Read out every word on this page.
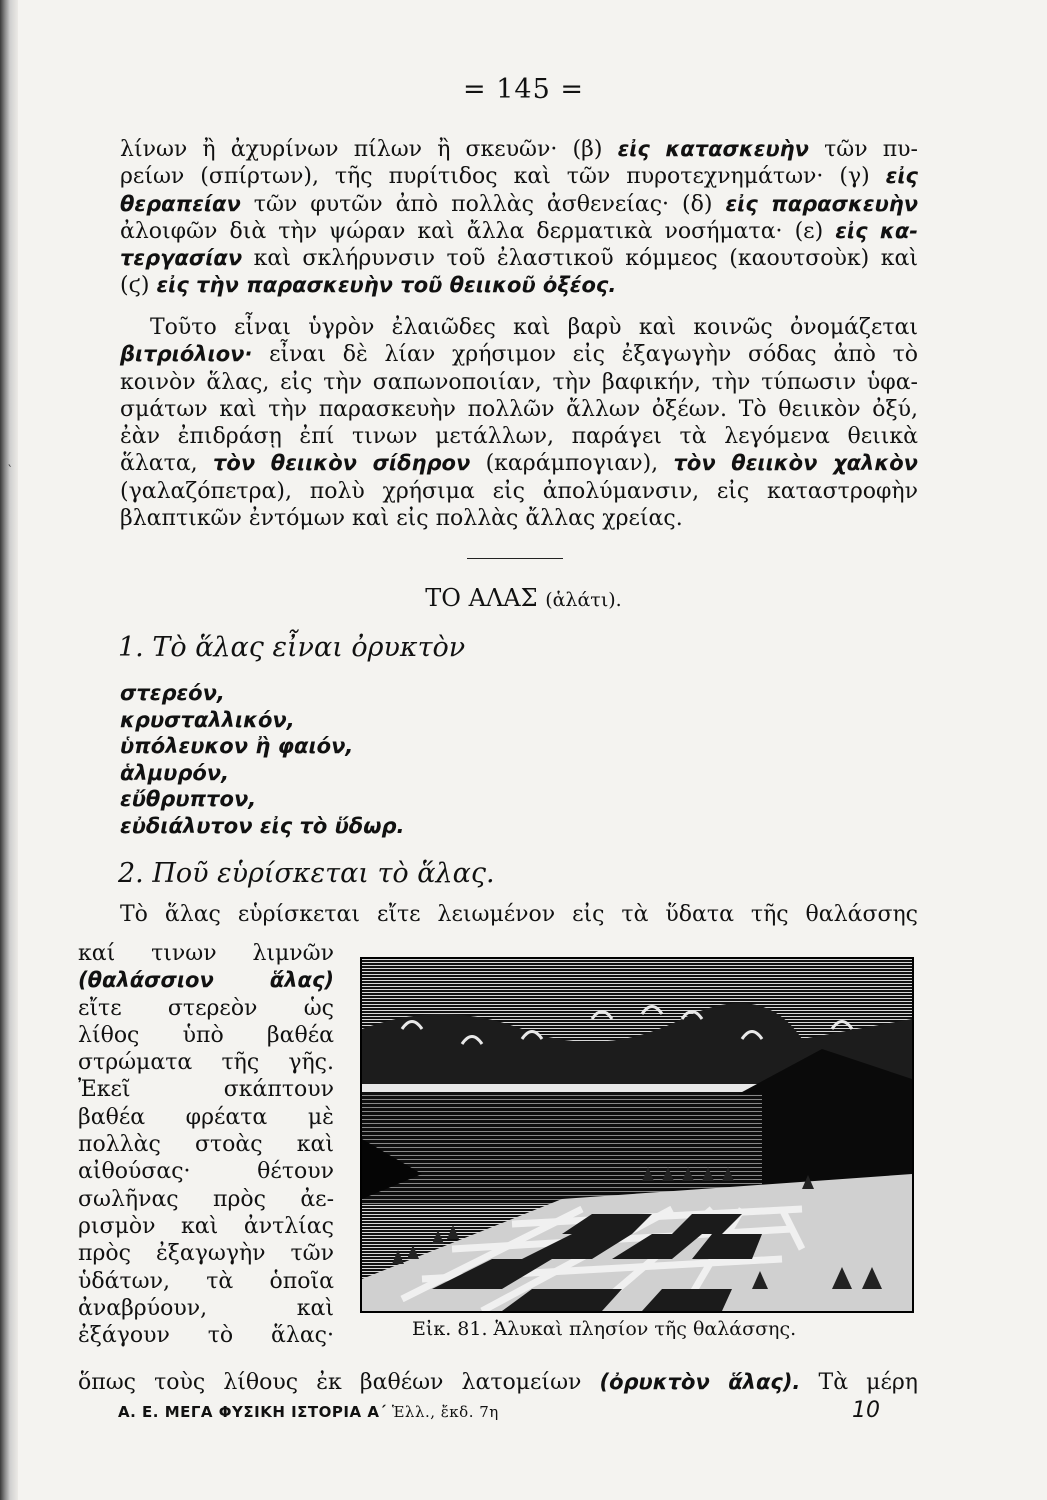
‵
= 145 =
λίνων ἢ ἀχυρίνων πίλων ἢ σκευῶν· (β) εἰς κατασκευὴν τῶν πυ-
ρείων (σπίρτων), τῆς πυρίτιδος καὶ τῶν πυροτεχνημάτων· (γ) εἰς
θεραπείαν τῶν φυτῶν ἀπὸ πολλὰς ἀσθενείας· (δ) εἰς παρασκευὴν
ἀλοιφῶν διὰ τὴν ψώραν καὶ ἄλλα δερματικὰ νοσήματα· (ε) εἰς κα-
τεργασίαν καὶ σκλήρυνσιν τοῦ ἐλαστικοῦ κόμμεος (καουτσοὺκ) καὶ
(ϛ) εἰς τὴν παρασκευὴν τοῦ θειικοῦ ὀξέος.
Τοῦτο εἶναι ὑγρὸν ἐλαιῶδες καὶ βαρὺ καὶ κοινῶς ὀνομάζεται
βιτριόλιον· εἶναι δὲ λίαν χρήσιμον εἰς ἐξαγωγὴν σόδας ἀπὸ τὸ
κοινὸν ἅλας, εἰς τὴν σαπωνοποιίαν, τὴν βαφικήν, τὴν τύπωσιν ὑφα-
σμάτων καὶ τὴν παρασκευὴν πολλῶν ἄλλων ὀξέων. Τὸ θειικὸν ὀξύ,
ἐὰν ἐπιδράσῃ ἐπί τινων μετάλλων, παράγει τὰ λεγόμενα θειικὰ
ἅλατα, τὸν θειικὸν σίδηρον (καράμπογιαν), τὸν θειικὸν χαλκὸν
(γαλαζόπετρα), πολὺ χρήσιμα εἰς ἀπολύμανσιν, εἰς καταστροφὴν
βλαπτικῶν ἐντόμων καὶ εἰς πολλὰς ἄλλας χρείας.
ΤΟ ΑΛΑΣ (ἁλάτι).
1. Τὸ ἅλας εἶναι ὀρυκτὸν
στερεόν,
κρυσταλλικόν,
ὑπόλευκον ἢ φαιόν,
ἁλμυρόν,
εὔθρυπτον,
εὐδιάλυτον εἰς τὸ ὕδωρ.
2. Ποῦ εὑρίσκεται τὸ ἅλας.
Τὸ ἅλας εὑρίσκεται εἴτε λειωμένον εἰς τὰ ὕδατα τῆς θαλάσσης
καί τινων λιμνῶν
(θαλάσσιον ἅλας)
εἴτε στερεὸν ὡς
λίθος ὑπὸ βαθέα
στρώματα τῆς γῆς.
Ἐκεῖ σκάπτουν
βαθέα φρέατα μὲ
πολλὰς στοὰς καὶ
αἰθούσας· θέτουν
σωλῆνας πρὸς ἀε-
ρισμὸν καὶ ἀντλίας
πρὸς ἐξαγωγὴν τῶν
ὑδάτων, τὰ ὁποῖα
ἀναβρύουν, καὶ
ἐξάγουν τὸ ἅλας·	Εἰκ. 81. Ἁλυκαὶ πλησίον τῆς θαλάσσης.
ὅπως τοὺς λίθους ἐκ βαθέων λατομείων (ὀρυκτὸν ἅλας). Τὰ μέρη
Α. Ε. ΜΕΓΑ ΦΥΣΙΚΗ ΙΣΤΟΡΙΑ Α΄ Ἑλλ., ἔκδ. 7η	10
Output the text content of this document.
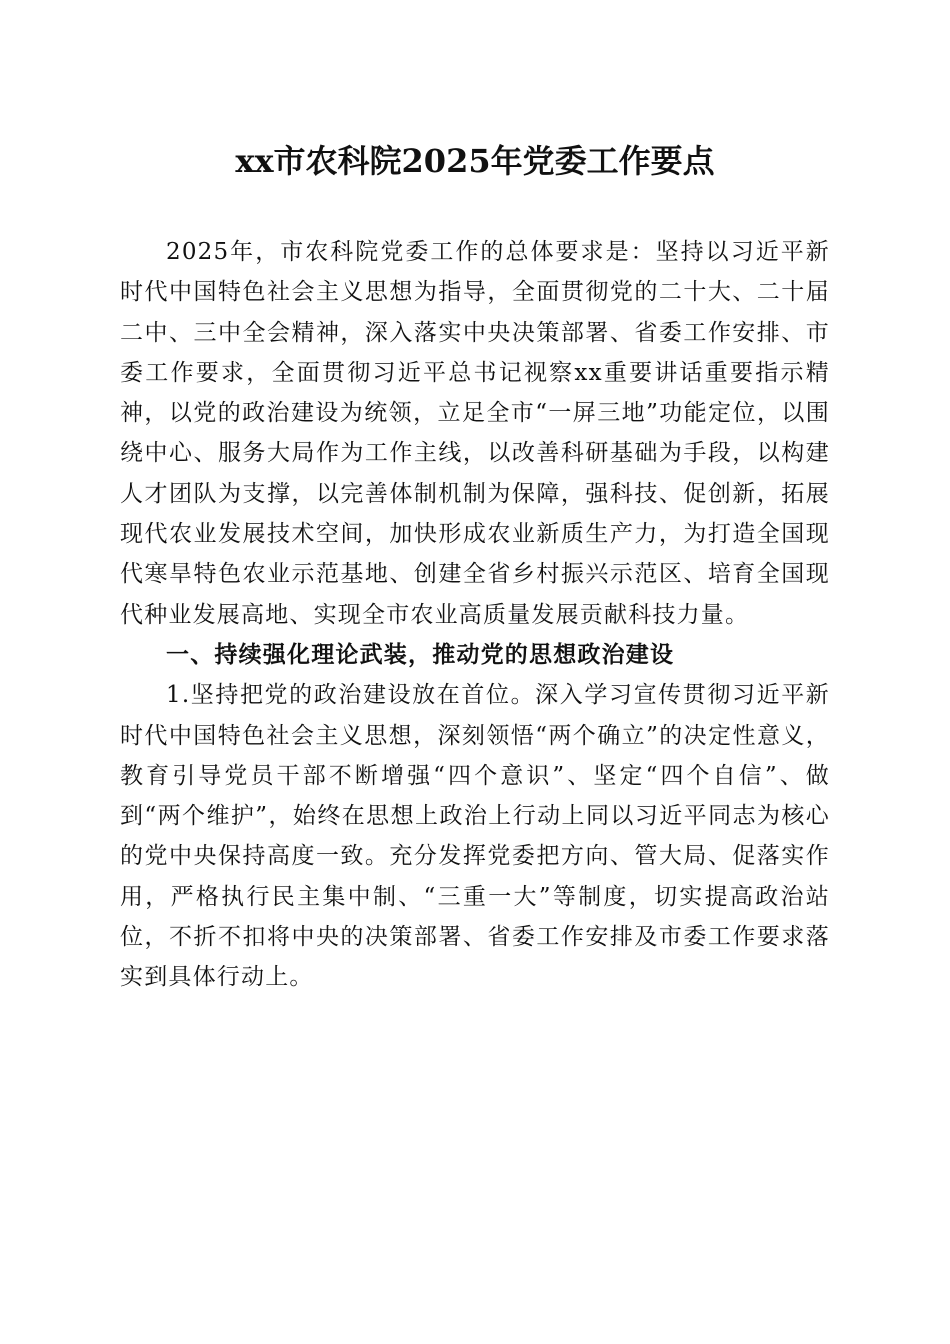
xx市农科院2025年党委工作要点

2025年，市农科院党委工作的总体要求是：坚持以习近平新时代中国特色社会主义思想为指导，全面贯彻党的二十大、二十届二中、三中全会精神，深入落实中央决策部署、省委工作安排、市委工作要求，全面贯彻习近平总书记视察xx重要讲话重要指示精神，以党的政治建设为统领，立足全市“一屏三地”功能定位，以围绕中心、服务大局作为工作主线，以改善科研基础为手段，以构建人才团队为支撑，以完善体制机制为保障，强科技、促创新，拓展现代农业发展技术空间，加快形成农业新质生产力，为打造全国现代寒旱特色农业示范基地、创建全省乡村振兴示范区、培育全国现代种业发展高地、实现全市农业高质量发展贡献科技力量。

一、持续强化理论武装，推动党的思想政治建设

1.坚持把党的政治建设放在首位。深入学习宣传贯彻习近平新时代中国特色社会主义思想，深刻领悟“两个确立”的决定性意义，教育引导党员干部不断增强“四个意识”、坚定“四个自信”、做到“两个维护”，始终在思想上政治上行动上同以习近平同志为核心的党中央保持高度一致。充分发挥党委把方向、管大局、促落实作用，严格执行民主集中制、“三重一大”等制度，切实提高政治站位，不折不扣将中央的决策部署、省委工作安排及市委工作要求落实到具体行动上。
*-*-*
* [Prompt] Pictures are not part of the copy; reproduce exactly and only the lines from the line containing "Output the text content of this document." through the end of the listing.

* [Answer for the task]
Output the text content of this document.
xx市农科院2025年党委工作要点

2025年，市农科院党委工作的总体要求是：坚持以习近平新时代中国特色社会主义思想为指导，全面贯彻党的二十大、二十届二中、三中全会精神，深入落实中央决策部署、省委工作安排、市委工作要求，全面贯彻习近平总书记视察xx重要讲话重要指示精神，以党的政治建设为统领，立足全市“一屏三地”功能定位，以围绕中心、服务大局作为工作主线，以改善科研基础为手段，以构建人才团队为支撑，以完善体制机制为保障，强科技、促创新，拓展现代农业发展技术空间，加快形成农业新质生产力，为打造全国现代寒旱特色农业示范基地、创建全省乡村振兴示范区、培育全国现代种业发展高地、实现全市农业高质量发展贡献科技力量。

一、持续强化理论武装，推动党的思想政治建设

1.坚持把党的政治建设放在首位。深入学习宣传贯彻习近平新时代中国特色社会主义思想，深刻领悟“两个确立”的决定性意义，教育引导党员干部不断增强“四个意识”、坚定“四个自信”、做到“两个维护”，始终在思想上政治上行动上同以习近平同志为核心的党中央保持高度一致。充分发挥党委把方向、管大局、促落实作用，严格执行民主集中制、“三重一大”等制度，切实提高政治站位，不折不扣将中央的决策部署、省委工作安排及市委工作要求落实到具体行动上。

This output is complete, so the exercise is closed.